[Collected data entries]
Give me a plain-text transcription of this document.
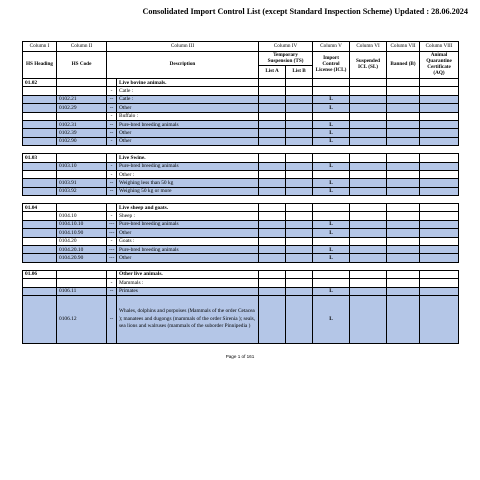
Consolidated Import Control List (except Standard Inspection Scheme) Updated : 28.06.2024
Column I	Column II	Column III		Column IV		Column V	Column VI	Column VII	Column VIII
HS Heading	HS Code	Description		Temporary Suspension (TS)		Import Control License (ICL)	Suspended ICL (SL)	Banned (B)	Animal Quarantine Certificate (AQ)
				List A	List B				
01.02			Live bovine animals.						
		-	Catle :						
	0102.21	--	Catle :			L			
	0102.29	--	Other			L			
		-	Buffalo :						
	0102.31	--	Pure-bred breeding animals			L			
	0102.39	--	Other			L			
	0102.90	-	Other			L			

01.03			Live Swine.						
	0103.10	-	Pure-bred breeding animals			L			
		-	Other :						
	0103.91	--	Weighing less than 50 kg			L			
	0103.92	--	Weighing 50 kg or more			L			

01.04			Live sheep and goats.						
	0104.10	-	Sheep :						
	0104.10.10	---	Pure-bred breeding animals			L			
	0104.10.90	---	Other			L			
	0104.20	-	Goats :						
	0104.20.10	---	Pure-bred breeding animals			L			
	0104.20.90	---	Other			L			

01.06			Other live animals.						
		-	Mammals :						
	0106.11	--	Primates			L			
	0106.12	--	Whales, dolphins and porpoises (Mammals of the order Cetacea ); manatees and dugongs (mammals of the order Sirenia ); seals, sea lions and walruses (mammals of the suborder Pinnipedia )			L			
Page 1 of 161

What the task requires. Identify and extract each line of the listing that contains "breeding".

Finished exercise.
	0102.31	--	Pure-bred breeding animals			L			
	0103.10	-	Pure-bred breeding animals			L			
	0104.10.10	---	Pure-bred breeding animals			L			
	0104.20.10	---	Pure-bred breeding animals			L			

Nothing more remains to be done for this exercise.